What is expected: For the data below, report the number of lines that contain the string "JSON" and nothing else.

Material provided:
---*---
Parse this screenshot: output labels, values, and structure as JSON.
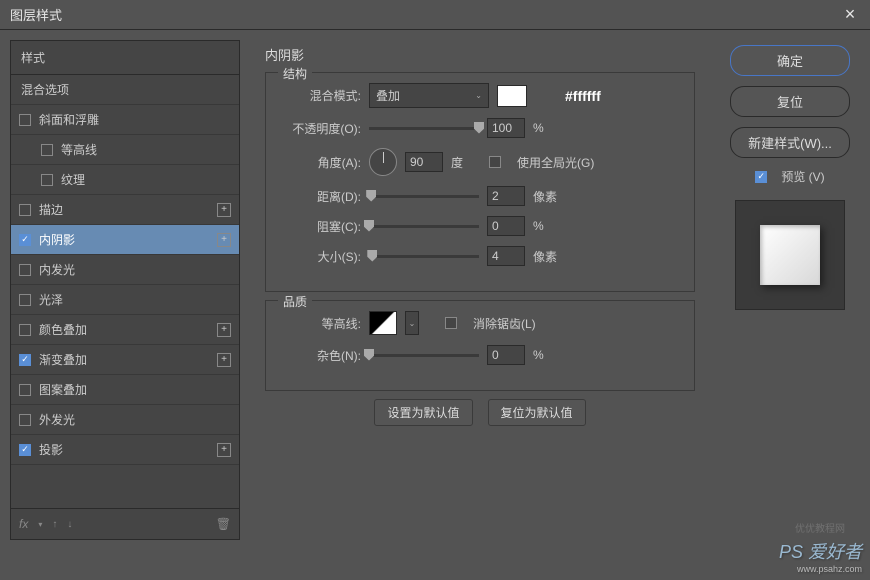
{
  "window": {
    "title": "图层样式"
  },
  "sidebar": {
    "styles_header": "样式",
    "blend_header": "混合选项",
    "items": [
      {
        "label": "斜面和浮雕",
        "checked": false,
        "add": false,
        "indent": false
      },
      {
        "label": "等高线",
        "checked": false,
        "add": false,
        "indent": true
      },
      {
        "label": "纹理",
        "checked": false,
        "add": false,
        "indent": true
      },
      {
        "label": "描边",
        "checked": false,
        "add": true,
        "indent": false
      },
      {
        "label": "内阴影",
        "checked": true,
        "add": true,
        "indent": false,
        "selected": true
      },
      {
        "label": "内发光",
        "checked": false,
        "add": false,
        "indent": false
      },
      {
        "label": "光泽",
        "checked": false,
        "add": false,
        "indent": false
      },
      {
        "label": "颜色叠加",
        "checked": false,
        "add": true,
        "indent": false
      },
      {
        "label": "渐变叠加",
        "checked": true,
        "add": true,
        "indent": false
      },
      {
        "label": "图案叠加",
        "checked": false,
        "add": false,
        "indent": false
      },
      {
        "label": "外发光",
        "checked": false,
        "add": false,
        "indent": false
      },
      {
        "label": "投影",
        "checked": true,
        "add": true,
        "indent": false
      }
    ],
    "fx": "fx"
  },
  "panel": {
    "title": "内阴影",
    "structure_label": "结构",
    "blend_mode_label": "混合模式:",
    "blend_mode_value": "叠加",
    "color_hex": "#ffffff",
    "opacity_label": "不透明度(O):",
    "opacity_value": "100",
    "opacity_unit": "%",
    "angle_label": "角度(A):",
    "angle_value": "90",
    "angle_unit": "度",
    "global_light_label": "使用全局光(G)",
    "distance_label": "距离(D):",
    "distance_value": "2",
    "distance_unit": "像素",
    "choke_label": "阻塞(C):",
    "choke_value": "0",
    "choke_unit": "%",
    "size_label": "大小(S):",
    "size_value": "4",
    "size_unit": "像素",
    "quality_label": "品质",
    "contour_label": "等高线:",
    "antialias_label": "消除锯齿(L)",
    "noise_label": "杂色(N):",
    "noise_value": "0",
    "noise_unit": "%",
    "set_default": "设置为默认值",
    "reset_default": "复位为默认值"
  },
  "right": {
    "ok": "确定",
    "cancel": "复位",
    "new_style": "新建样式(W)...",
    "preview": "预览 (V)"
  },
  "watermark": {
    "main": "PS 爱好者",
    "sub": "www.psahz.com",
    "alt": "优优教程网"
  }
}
---*---
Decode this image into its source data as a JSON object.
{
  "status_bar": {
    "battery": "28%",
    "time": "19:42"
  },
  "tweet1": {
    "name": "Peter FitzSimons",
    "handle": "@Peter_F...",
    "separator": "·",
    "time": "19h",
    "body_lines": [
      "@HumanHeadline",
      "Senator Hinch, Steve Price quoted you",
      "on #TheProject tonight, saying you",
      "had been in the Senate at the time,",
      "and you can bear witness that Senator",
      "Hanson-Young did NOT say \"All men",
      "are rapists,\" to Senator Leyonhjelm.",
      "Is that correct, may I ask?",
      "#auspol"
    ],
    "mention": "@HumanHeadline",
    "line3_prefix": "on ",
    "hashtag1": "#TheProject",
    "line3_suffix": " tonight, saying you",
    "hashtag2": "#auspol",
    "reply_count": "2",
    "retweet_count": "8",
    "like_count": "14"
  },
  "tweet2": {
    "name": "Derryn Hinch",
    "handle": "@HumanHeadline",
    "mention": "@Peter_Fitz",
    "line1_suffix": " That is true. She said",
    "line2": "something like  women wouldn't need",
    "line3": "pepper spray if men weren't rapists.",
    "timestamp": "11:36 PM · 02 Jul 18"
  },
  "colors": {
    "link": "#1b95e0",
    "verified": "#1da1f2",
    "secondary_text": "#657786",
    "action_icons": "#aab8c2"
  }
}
---*---
Expected answer: 2